Check each line of the data below for the word "after", then extract the ones that have it.

→ Exercise input:
———

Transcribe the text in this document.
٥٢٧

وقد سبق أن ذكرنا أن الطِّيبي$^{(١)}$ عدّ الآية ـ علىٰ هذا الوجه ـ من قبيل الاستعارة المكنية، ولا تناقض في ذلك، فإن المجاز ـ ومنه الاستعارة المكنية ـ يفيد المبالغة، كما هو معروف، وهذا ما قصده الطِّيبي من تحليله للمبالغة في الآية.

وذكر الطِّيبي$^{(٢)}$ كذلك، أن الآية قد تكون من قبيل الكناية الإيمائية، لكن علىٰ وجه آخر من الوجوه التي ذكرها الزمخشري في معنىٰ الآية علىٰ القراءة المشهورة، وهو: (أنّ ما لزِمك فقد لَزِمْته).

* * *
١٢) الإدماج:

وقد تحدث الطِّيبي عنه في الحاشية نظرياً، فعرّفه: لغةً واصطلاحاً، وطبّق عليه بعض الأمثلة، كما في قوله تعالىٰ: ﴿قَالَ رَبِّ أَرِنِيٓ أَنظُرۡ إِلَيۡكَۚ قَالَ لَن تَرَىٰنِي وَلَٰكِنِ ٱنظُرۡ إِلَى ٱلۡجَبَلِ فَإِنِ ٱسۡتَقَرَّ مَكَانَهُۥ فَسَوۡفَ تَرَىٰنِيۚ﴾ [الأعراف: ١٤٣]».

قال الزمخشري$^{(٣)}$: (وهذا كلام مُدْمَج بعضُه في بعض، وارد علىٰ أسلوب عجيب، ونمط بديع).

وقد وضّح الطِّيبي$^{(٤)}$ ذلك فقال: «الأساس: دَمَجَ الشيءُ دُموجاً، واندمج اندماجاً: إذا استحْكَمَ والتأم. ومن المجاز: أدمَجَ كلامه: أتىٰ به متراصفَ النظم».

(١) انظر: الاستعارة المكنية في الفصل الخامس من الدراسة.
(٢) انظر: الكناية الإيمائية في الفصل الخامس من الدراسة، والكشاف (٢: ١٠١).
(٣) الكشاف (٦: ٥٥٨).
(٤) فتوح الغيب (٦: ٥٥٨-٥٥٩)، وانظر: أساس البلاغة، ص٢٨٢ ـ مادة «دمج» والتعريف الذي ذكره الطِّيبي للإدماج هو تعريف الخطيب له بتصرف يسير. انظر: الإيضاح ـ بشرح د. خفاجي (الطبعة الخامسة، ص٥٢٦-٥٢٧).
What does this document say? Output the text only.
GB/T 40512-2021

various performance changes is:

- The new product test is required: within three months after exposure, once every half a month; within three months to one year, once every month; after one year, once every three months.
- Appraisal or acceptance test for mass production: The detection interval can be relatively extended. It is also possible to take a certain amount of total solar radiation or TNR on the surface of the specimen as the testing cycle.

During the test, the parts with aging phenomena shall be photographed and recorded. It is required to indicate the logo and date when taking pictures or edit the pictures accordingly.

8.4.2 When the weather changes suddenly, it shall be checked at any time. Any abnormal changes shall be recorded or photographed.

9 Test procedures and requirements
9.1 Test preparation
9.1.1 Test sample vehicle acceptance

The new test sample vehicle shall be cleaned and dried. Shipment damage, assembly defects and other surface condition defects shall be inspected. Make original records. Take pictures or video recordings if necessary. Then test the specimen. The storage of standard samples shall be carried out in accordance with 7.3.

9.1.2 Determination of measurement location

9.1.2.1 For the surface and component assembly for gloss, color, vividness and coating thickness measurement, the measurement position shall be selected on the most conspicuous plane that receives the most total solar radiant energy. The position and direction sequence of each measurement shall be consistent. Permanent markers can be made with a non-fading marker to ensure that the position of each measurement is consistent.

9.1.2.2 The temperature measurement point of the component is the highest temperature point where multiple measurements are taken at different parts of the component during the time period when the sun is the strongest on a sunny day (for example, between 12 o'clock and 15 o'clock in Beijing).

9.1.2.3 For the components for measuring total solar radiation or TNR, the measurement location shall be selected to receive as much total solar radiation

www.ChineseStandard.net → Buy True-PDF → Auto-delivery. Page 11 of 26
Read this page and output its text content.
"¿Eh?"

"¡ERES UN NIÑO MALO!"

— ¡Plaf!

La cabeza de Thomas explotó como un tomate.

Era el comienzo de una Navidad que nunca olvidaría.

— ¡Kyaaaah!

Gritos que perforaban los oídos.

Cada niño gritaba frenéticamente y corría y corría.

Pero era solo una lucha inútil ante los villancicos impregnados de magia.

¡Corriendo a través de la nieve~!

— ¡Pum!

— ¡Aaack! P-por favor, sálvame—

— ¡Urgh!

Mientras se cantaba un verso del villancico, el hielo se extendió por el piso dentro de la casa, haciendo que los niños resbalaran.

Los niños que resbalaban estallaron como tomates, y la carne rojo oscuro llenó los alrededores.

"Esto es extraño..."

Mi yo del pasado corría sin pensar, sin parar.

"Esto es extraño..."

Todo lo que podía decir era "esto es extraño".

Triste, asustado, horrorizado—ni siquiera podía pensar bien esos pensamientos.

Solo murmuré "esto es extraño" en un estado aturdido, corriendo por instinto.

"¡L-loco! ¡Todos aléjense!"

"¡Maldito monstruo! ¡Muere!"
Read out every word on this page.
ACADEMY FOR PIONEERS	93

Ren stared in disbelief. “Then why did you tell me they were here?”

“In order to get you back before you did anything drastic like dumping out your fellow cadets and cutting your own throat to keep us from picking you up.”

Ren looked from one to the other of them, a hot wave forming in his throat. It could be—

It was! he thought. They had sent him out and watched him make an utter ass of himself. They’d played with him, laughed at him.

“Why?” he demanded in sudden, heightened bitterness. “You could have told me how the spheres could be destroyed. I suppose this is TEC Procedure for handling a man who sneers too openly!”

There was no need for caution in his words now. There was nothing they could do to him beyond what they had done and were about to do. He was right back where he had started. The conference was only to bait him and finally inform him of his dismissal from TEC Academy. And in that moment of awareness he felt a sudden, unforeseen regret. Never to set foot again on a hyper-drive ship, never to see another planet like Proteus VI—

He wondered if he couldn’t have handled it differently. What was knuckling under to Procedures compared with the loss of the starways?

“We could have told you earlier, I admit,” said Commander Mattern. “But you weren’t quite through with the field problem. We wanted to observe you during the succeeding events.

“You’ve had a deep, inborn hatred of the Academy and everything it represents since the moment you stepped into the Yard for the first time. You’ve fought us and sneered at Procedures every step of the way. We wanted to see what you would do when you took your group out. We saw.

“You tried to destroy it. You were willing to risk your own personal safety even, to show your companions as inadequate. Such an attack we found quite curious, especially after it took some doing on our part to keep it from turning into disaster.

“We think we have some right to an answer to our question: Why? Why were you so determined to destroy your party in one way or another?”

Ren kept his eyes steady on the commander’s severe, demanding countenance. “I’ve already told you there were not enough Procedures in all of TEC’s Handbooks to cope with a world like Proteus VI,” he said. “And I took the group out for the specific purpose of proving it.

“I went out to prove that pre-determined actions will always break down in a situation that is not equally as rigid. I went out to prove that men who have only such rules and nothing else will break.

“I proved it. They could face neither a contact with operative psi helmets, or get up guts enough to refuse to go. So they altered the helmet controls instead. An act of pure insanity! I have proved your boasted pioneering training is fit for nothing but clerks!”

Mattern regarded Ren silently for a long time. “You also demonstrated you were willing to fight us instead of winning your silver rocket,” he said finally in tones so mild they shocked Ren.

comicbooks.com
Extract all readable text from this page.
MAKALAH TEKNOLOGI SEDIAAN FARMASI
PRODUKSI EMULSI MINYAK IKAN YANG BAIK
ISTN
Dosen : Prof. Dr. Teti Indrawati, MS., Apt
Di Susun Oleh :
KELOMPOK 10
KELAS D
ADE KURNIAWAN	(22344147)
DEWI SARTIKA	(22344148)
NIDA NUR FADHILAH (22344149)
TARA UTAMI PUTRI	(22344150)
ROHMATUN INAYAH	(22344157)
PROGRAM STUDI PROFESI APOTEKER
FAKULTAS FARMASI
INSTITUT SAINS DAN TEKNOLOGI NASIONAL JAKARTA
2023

———

→ Correct output:
- The new product test is required: within three months after exposure, once every half a month; within three months to one year, once every month; after one year, once every three months.
“You tried to destroy it. You were willing to risk your own personal safety even, to show your companions as inadequate. Such an attack we found quite curious, especially after it took some doing on our part to keep it from turning into disaster.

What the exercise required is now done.